> Available records:
>> start
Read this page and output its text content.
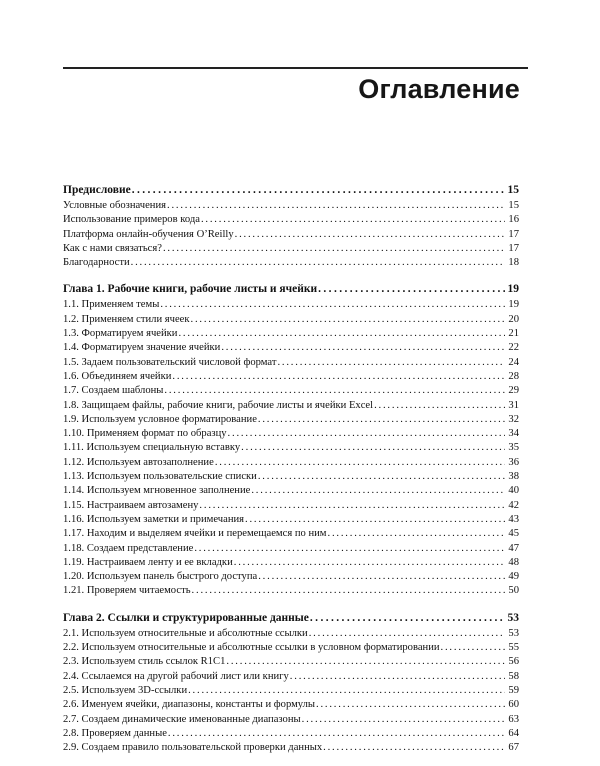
Оглавление
Предисловие .....	15
Условные обозначения .....	15
Использование примеров кода .....	16
Платформа онлайн-обучения O’Reilly .....	17
Как с нами связаться? .....	17
Благодарности .....	18
Глава 1. Рабочие книги, рабочие листы и ячейки .....	19
1.1. Применяем темы .....	19
1.2. Применяем стили ячеек .....	20
1.3. Форматируем ячейки .....	21
1.4. Форматируем значение ячейки .....	22
1.5. Задаем пользовательский числовой формат .....	24
1.6. Объединяем ячейки .....	28
1.7. Создаем шаблоны .....	29
1.8. Защищаем файлы, рабочие книги, рабочие листы и ячейки Excel .....	31
1.9. Используем условное форматирование .....	32
1.10. Применяем формат по образцу .....	34
1.11. Используем специальную вставку .....	35
1.12. Используем автозаполнение .....	36
1.13. Используем пользовательские списки .....	38
1.14. Используем мгновенное заполнение .....	40
1.15. Настраиваем автозамену .....	42
1.16. Используем заметки и примечания .....	43
1.17. Находим и выделяем ячейки и перемещаемся по ним .....	45
1.18. Создаем представление .....	47
1.19. Настраиваем ленту и ее вкладки .....	48
1.20. Используем панель быстрого доступа .....	49
1.21. Проверяем читаемость .....	50
Глава 2. Ссылки и структурированные данные .....	53
2.1. Используем относительные и абсолютные ссылки .....	53
2.2. Используем относительные и абсолютные ссылки в условном форматировании .....	55
2.3. Используем стиль ссылок R1C1 .....	56
2.4. Ссылаемся на другой рабочий лист или книгу .....	58
2.5. Используем 3D-ссылки .....	59
2.6. Именуем ячейки, диапазоны, константы и формулы .....	60
2.7. Создаем динамические именованные диапазоны .....	63
2.8. Проверяем данные .....	64
2.9. Создаем правило пользовательской проверки данных .....	67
>> end
> What is expected: Track down every line of the material containing the string "Настраиваем", and copy it.

> Output for this task:
1.15. Настраиваем автозамену .....	42
1.19. Настраиваем ленту и ее вкладки .....	48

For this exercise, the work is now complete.